— start of Available data —

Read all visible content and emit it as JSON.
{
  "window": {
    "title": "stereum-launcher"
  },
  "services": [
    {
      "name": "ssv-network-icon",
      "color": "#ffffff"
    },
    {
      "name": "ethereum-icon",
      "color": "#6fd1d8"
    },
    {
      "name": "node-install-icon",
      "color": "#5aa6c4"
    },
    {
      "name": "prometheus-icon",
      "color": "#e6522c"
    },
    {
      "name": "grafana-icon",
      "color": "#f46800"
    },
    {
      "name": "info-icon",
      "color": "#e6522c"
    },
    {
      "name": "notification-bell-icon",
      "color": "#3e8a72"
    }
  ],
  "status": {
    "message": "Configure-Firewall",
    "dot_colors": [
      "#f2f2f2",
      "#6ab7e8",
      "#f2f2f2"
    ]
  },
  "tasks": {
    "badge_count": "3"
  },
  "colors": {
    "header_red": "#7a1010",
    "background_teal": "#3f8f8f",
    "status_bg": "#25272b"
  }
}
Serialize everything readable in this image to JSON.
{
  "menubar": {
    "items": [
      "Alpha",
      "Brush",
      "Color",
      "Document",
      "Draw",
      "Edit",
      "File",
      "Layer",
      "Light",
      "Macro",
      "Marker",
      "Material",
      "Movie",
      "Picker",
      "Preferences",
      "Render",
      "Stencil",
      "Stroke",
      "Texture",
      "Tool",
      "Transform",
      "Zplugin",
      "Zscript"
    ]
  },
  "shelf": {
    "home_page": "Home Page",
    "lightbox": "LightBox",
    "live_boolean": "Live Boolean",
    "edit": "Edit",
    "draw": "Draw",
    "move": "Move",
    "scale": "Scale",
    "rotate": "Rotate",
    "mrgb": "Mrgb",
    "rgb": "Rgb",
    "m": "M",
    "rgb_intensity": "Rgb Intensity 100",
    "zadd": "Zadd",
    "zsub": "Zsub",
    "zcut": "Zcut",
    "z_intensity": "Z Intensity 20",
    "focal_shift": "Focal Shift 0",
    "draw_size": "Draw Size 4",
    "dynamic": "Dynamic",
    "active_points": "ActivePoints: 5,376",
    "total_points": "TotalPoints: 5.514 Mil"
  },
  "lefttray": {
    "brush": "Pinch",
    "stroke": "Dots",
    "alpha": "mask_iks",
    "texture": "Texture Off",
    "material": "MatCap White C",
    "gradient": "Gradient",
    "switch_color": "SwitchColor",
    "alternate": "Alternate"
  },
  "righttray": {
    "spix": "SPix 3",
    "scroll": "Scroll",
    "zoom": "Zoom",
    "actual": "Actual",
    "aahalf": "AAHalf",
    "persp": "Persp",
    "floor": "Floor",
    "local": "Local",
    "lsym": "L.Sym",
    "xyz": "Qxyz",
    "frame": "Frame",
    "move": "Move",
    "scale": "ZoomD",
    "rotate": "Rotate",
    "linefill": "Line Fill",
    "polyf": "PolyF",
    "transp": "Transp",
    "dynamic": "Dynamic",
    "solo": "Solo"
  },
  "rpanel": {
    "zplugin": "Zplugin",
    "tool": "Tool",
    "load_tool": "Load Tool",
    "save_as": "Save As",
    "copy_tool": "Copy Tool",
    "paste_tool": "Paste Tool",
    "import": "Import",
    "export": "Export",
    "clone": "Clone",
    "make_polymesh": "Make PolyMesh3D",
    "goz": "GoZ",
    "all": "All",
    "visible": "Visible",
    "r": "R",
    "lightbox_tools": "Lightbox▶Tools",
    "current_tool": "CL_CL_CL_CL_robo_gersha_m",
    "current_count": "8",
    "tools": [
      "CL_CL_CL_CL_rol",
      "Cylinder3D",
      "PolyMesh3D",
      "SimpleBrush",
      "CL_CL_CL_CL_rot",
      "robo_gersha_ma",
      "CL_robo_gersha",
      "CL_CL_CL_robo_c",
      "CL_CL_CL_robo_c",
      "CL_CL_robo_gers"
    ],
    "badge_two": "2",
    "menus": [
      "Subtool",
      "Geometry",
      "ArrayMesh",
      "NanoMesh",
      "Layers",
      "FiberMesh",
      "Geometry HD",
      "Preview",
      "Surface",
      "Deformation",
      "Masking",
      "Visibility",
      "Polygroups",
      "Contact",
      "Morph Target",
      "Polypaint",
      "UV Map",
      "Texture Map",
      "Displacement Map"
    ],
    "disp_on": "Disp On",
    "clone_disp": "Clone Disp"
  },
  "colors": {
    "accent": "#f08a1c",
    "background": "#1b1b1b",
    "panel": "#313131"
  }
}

— end of Available data —

▸ Stated task:
Identify each line containing the string "name" and copy it out.

▸ Task answer:
      "name": "ssv-network-icon",
      "name": "ethereum-icon",
      "name": "node-install-icon",
      "name": "prometheus-icon",
      "name": "grafana-icon",
      "name": "info-icon",
      "name": "notification-bell-icon",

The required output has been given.